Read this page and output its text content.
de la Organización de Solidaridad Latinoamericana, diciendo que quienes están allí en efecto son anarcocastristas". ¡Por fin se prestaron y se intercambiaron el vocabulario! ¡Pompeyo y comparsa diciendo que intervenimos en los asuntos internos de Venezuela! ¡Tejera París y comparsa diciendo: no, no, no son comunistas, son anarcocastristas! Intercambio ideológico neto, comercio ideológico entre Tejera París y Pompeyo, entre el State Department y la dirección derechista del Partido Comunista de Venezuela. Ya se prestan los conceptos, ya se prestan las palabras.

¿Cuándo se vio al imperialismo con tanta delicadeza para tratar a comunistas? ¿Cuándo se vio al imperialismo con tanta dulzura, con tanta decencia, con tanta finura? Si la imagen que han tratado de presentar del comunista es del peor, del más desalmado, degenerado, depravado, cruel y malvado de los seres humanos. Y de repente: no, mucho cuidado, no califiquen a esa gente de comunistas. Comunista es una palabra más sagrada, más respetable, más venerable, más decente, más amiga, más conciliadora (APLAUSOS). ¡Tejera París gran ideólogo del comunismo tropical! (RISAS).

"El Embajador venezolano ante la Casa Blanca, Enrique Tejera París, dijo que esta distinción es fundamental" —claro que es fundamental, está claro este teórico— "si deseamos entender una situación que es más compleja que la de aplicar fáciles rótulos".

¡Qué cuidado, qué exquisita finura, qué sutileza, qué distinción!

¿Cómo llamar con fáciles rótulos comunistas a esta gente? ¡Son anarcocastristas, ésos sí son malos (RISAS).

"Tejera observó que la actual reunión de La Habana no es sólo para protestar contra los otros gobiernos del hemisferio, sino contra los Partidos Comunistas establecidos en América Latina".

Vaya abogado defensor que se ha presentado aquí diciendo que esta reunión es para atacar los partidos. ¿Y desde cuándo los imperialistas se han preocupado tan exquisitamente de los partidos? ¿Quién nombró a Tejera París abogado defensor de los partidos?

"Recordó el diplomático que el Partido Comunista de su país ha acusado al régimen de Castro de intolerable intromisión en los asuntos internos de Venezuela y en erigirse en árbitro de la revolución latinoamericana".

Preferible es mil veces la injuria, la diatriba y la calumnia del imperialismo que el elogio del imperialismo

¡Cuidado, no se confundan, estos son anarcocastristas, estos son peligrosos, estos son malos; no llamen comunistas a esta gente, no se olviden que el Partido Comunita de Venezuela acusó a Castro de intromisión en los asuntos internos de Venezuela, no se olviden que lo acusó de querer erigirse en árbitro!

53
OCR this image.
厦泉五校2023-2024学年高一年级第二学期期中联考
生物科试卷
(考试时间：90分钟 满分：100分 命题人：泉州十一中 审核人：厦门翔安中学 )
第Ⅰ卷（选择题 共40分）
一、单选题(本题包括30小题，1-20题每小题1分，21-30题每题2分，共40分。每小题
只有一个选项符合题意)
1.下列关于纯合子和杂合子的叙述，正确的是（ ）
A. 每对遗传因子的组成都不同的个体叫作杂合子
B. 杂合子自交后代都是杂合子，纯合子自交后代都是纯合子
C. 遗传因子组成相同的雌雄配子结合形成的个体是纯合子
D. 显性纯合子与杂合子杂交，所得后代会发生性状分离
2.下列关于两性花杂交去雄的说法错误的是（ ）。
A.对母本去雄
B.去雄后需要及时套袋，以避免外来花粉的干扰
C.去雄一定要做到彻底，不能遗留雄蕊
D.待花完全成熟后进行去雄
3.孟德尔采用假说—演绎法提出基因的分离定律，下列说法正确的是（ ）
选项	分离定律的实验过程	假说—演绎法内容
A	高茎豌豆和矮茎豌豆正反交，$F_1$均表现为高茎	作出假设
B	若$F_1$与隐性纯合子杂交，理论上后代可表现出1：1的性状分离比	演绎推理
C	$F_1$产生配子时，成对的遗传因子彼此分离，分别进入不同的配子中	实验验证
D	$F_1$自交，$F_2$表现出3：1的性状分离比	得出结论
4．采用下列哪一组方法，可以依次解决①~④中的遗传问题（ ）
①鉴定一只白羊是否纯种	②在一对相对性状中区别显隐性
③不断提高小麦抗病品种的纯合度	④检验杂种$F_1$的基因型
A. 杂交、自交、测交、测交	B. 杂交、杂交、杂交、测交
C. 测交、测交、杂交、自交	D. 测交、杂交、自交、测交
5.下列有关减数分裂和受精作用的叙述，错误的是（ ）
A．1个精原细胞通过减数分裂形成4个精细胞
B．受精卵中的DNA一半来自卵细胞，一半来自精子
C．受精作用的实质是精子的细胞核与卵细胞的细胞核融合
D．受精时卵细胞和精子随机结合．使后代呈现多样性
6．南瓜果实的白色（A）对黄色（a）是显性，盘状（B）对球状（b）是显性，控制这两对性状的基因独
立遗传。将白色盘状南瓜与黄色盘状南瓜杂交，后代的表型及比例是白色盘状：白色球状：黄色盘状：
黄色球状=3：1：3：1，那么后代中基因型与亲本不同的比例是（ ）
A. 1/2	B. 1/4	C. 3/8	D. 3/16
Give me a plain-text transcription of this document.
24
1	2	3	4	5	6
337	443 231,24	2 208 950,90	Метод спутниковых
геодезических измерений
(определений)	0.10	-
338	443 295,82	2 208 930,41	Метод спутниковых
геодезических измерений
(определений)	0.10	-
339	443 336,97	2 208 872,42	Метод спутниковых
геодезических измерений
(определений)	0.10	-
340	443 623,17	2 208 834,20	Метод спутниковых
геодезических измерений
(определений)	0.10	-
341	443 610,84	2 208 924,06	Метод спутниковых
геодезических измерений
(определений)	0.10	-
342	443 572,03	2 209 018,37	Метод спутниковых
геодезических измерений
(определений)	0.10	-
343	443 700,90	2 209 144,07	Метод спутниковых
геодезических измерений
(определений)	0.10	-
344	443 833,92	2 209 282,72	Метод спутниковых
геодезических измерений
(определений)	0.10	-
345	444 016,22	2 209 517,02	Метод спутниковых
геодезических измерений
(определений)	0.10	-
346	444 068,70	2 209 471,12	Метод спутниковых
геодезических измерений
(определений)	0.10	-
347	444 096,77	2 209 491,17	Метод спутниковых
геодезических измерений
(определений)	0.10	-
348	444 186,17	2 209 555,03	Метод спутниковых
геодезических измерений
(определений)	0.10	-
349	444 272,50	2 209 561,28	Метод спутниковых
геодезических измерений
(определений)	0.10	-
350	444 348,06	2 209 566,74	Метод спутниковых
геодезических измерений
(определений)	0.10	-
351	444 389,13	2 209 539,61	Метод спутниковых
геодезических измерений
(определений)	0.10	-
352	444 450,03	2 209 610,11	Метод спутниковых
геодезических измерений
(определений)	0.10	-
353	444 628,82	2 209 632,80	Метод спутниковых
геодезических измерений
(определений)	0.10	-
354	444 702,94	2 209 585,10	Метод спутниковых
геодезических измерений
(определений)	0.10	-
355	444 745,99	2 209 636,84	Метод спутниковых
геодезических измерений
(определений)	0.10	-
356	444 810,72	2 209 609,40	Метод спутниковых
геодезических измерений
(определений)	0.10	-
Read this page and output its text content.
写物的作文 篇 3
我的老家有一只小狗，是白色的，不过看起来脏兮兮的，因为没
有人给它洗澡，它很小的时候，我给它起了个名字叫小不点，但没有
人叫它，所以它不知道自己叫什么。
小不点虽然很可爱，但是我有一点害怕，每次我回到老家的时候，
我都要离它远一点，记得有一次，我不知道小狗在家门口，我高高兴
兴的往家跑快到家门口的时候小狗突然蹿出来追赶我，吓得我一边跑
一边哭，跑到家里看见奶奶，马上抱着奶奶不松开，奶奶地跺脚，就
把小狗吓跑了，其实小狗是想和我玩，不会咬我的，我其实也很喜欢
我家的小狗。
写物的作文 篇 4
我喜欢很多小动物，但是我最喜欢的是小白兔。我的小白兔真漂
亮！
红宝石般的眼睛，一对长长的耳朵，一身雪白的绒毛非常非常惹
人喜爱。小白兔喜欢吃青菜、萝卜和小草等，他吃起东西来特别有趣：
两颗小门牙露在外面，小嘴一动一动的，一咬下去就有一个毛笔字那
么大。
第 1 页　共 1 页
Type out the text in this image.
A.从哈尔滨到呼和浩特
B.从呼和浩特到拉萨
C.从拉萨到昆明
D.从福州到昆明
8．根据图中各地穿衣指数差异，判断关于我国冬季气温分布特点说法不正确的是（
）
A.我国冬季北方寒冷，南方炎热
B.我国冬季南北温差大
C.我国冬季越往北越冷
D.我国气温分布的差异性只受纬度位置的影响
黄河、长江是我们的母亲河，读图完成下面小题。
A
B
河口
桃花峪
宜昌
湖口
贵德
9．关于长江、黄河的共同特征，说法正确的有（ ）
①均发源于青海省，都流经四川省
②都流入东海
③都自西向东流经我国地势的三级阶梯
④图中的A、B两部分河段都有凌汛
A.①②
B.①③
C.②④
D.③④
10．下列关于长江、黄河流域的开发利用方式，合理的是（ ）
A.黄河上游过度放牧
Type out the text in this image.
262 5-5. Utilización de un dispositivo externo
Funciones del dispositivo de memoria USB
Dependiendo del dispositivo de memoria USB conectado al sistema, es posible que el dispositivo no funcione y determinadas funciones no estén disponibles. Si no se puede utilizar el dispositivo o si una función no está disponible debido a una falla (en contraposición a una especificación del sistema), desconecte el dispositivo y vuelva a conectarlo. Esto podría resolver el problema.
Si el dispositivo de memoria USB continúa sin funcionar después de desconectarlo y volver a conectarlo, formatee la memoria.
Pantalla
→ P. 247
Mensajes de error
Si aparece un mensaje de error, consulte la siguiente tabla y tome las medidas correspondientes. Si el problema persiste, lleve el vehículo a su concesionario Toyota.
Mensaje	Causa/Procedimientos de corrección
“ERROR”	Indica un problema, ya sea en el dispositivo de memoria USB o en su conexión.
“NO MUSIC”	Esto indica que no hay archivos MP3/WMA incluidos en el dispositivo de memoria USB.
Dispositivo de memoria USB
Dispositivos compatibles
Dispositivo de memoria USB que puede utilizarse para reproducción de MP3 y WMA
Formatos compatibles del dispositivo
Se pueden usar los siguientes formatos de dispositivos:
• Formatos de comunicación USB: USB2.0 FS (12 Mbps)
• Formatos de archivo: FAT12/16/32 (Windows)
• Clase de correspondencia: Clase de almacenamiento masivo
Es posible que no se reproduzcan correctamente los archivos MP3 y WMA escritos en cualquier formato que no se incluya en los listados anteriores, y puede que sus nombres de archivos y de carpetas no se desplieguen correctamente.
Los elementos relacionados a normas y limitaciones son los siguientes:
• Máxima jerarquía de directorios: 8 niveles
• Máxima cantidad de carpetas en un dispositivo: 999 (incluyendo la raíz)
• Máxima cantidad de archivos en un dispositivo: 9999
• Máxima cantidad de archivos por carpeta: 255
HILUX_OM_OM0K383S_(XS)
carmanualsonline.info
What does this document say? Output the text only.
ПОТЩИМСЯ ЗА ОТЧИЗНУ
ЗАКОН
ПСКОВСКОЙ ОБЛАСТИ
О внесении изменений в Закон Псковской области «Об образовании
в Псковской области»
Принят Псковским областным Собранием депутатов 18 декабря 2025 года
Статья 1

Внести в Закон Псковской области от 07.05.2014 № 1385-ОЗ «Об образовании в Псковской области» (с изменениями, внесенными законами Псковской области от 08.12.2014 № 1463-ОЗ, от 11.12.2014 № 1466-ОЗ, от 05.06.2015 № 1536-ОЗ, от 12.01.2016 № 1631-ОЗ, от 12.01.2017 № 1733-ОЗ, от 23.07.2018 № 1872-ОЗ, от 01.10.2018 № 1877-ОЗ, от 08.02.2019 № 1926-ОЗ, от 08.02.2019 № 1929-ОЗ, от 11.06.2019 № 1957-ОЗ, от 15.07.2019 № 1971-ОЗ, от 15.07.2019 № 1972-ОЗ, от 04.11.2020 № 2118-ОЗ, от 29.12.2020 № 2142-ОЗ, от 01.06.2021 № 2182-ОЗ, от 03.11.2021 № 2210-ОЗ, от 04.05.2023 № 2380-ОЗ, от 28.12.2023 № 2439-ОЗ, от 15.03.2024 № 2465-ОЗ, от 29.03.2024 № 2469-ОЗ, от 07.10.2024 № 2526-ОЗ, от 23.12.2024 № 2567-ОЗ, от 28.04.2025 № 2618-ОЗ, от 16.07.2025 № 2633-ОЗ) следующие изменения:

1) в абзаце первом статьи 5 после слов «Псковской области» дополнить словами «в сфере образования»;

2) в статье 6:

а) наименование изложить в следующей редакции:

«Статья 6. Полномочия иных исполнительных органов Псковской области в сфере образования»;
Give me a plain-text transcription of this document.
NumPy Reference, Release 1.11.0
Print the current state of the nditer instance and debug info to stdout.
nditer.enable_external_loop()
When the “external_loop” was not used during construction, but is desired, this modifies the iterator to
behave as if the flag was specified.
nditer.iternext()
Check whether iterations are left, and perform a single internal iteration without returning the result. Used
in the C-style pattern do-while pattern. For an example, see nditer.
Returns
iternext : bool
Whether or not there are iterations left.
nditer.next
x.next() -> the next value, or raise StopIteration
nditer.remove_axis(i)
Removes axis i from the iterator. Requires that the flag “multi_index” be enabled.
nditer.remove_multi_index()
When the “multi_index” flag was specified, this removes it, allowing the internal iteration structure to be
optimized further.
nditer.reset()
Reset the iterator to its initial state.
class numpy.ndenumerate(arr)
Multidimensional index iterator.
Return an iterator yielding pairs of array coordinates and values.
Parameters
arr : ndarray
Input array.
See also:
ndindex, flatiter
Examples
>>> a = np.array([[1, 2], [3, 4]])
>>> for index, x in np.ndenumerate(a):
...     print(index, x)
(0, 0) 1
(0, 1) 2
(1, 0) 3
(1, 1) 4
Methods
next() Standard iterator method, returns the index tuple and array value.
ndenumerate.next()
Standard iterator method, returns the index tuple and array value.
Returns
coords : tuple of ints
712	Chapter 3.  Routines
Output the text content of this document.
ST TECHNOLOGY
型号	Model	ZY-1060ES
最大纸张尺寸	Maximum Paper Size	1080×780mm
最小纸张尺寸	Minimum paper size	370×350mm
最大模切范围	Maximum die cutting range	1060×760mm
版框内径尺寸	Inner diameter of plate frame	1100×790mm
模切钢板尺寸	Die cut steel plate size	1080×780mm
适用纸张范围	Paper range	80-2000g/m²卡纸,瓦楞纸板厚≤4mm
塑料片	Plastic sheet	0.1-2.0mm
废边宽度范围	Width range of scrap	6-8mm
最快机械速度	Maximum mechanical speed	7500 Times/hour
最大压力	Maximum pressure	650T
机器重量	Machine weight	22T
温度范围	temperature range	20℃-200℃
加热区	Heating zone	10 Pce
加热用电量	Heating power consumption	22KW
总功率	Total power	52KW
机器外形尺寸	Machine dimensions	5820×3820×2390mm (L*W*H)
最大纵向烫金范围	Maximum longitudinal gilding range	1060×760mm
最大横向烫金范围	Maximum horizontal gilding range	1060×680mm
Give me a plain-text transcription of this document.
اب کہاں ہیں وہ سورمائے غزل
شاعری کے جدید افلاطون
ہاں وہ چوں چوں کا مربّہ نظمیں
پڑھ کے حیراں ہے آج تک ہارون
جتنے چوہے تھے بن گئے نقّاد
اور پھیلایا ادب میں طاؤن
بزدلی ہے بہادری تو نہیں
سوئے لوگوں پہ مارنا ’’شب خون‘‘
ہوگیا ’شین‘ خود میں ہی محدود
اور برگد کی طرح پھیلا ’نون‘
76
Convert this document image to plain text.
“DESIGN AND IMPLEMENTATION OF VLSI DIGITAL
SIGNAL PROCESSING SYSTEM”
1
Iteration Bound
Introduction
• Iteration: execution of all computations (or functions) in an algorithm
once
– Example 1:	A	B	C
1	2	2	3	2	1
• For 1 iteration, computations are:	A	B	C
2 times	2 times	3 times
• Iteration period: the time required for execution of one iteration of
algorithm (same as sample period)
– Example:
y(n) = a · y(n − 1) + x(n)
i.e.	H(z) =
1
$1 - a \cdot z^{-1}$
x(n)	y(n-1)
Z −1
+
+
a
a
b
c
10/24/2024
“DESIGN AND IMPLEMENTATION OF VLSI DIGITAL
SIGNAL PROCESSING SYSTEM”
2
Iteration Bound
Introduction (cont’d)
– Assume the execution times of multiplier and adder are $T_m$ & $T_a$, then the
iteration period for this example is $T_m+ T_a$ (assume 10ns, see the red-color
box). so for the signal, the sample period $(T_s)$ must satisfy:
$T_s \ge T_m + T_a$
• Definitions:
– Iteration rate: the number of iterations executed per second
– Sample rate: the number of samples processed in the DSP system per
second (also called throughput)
· · · · ·
_Brief_
Collect every line above that contains the word "Venezuela".

_Result of the task_
de la Organización de Solidaridad Latinoamericana, diciendo que quienes están allí en efecto son anarcocastristas". ¡Por fin se prestaron y se intercambiaron el vocabulario! ¡Pompeyo y comparsa diciendo que intervenimos en los asuntos internos de Venezuela! ¡Tejera París y comparsa diciendo: no, no, no son comunistas, son anarcocastristas! Intercambio ideológico neto, comercio ideológico entre Tejera París y Pompeyo, entre el State Department y la dirección derechista del Partido Comunista de Venezuela. Ya se prestan los conceptos, ya se prestan las palabras.
"Recordó el diplomático que el Partido Comunista de su país ha acusado al régimen de Castro de intolerable intromisión en los asuntos internos de Venezuela y en erigirse en árbitro de la revolución latinoamericana".
¡Cuidado, no se confundan, estos son anarcocastristas, estos son peligrosos, estos son malos; no llamen comunistas a esta gente, no se olviden que el Partido Comunita de Venezuela acusó a Castro de intromisión en los asuntos internos de Venezuela, no se olviden que lo acusó de querer erigirse en árbitro!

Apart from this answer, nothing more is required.